=== Page extract ===

Data on lens dimensions, weights, properties, gradients and internal structures were obtained from the literature and from measurements in the author’s laboratory. Dry weight distributions were calculated from refractive index gradients.
Slit lamp biomicroscopy reveals several zones of optical discontinuity, labeled the embryonic, foetal, juvenile and adult nuclei and the cortex. Lyophilization, hydrodissection and manual peeling of cell layers, as well as the location of a diffusion barrier and the development of the RI gradient, indicate that the lens contains a distinct nuclear core measuring ~7 x 3mm and a growing cortex. Comparison of the calculated dry weight contents of the various in vivo nuclear zones with the measured dry weights of in vitro lenses and that of the nuclear core reveals that the combined in vivo nuclear zones correspond to the in vitro nuclear core. This is consistent with the observation that the protein distribution is identical in all nuclear layers but different from that in the cortex. The dry weights also indicate that the embryonic, foetal and juvenile nuclei as well as most of the adult nucleus were produced during prenatal life. The remaining cells comprising the adult nucleus were completely laid down by 3 months after birth, following which lens growth takes place in the cortex only.
Contrary to the implications in the nomenclature assigned to the lens zones of discontinuity, the tissues comprising the adult, juvenile, foetal and embryonic nuclei are all generated during the prenatal growth mode which ends around 3 months postnatally. All further lens growth is restricted to the cortex. It is suggested that the use of the nuclear descriptions be abandoned.

===

:: Task details ::
From the text on lens growth, list each zone of optical discontinuity that slit lamp biomicroscopy reveals.

=== Stored data ===

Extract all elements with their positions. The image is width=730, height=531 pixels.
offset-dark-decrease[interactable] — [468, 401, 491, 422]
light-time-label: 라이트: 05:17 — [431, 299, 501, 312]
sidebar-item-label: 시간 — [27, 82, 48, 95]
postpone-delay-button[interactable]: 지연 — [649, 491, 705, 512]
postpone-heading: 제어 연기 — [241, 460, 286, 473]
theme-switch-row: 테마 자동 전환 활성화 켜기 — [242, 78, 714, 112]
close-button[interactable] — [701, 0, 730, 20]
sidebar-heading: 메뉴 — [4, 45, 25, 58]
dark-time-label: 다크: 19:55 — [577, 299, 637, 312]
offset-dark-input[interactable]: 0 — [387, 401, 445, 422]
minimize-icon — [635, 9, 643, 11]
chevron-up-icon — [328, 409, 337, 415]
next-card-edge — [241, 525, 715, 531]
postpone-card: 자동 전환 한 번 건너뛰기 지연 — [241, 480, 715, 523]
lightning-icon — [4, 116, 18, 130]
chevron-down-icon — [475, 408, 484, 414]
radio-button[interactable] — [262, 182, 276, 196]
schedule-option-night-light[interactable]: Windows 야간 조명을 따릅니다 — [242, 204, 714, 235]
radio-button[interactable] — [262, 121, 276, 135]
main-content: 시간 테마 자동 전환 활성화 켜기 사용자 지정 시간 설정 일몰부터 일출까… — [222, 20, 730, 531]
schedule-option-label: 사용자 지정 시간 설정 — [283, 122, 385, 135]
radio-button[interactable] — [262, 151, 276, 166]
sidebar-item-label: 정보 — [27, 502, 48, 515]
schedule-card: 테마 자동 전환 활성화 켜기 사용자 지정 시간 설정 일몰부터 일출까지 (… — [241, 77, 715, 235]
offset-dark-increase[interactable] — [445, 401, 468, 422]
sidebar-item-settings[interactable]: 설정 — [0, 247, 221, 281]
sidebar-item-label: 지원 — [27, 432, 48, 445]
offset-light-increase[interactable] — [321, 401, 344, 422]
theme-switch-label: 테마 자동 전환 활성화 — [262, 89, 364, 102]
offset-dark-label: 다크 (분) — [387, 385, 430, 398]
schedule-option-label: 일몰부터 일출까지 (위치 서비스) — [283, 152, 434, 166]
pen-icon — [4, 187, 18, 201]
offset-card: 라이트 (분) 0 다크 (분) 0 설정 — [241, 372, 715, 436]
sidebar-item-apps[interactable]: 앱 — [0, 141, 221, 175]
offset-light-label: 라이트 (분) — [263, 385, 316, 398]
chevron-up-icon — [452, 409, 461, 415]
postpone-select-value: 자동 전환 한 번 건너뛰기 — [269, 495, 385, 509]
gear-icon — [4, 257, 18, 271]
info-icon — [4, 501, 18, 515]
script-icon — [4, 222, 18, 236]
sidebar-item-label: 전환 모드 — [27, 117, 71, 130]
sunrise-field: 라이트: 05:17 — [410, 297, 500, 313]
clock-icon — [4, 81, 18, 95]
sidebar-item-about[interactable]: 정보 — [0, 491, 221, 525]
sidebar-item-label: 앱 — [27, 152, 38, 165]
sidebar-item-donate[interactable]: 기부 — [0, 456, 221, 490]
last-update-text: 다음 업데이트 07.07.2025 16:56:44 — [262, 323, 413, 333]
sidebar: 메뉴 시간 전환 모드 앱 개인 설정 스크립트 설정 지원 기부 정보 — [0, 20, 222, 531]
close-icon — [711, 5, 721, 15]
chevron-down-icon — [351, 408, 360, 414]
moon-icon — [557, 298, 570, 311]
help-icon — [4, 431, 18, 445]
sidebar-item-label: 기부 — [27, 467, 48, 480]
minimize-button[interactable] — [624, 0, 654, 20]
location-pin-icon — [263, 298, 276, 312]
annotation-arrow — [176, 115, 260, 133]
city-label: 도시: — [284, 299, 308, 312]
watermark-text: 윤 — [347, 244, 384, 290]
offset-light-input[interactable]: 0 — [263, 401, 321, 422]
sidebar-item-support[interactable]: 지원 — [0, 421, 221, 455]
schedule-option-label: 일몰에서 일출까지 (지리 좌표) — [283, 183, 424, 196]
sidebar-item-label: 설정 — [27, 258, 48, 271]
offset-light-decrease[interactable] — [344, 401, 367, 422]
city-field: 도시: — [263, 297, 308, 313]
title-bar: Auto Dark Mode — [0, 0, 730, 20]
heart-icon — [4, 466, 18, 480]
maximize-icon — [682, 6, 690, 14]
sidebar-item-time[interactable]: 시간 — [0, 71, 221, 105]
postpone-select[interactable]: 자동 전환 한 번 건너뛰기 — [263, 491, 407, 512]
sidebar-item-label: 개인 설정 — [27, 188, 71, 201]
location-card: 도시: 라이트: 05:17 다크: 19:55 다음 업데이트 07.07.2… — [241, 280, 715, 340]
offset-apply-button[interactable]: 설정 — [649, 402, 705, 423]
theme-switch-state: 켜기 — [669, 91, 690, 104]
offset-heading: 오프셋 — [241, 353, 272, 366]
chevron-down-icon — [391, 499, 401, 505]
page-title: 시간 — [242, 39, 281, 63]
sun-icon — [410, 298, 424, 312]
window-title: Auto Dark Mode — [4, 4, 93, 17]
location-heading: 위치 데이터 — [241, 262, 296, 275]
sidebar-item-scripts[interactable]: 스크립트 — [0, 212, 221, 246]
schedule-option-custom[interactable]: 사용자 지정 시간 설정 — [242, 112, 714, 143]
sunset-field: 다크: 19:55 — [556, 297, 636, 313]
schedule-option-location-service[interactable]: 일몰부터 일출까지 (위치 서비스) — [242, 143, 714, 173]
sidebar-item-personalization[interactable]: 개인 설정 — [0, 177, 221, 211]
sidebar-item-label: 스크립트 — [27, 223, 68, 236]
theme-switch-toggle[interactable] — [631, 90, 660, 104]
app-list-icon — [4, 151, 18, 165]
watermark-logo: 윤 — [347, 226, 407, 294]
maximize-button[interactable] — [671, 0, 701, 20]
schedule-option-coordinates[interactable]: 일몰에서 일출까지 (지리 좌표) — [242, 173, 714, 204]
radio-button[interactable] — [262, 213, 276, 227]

===

:: Response to this task ::
- Embryonic nucleus
- Foetal nucleus
- Juvenile nucleus
- Adult nucleus
- Cortex